▸ MATERIAL SHOWN:
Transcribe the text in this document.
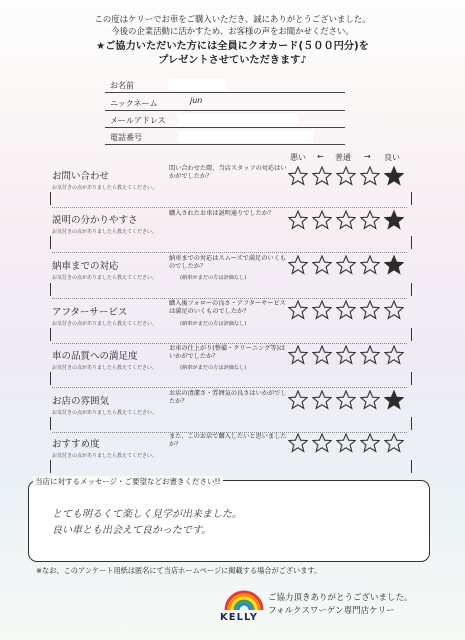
この度はケリーでお車をご購入いただき、誠にありがとうございました。
今後の企業活動に活かすため、お客様の声をお聞かせください。
★ご協力いただいた方には全員にクオカード(５００円分)を
プレゼントさせていただきます♪
お名前
ニックネーム	jun
メールアドレス
電話番号
悪い ← 普通 → 良い
お問い合わせ
お気付きの点がありましたら教えてください。
問い合わせた際、当店スタッフの対応はいかがでしたか？
説明の分かりやすさ
お気付きの点がありましたら教えてください。
購入されたお車は説明通りでしたか？
納車までの対応
お気付きの点がありましたら教えてください。
納車までの対応はスムーズで満足のいくものでしたか？
(納車がまだの方は評価なし)
アフターサービス
お気付きの点がありましたら教えてください。
購入後フォローの良さ・アフターサービスは満足のいくものでしたか？
(納車がまだの方は評価なし)
車の品質への満足度
お気付きの点がありましたら教えてください。
お車の仕上がり(整備・クリーニング等)はいかがでしたか？
(納車がまだの方は評価なし)
お店の雰囲気
お気付きの点がありましたら教えてください。
お店の清潔さ・雰囲気の良さはいかがでしたか？
おすすめ度
お気付きの点がありましたら教えてください。
また、このお店で購入したいと思いましたか？
当店に対するメッセージ・ご要望などお書きください!!
とても明るくて楽しく見学が出来ました。
良い車とも出会えて良かったです。
※なお、このアンケート用紙は匿名にて当店ホームページに掲載する場合がございます。
KELLY
ご協力頂きありがとうございました。
フォルクスワーゲン専門店ケリー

▸ DIRECTIONS FOR THIS TASK:
Your task is to copy the entries in full and exactly, without any images.

▸ SOLUTION TO THE PROBLEM:
Transcribe the text in this document.
この度はケリーでお車をご購入いただき、誠にありがとうございました。
今後の企業活動に活かすため、お客様の声をお聞かせください。
★ご協力いただいた方には全員にクオカード(５００円分)を
プレゼントさせていただきます♪
お名前
ニックネーム	jun
メールアドレス
電話番号
悪い ← 普通 → 良い
お問い合わせ
お気付きの点がありましたら教えてください。
問い合わせた際、当店スタッフの対応はいかがでしたか？
説明の分かりやすさ
お気付きの点がありましたら教えてください。
購入されたお車は説明通りでしたか？
納車までの対応
お気付きの点がありましたら教えてください。
納車までの対応はスムーズで満足のいくものでしたか？
(納車がまだの方は評価なし)
アフターサービス
お気付きの点がありましたら教えてください。
購入後フォローの良さ・アフターサービスは満足のいくものでしたか？
(納車がまだの方は評価なし)
車の品質への満足度
お気付きの点がありましたら教えてください。
お車の仕上がり(整備・クリーニング等)はいかがでしたか？
(納車がまだの方は評価なし)
お店の雰囲気
お気付きの点がありましたら教えてください。
お店の清潔さ・雰囲気の良さはいかがでしたか？
おすすめ度
お気付きの点がありましたら教えてください。
また、このお店で購入したいと思いましたか？
当店に対するメッセージ・ご要望などお書きください!!
とても明るくて楽しく見学が出来ました。
良い車とも出会えて良かったです。
※なお、このアンケート用紙は匿名にて当店ホームページに掲載する場合がございます。
KELLY
ご協力頂きありがとうございました。
フォルクスワーゲン専門店ケリー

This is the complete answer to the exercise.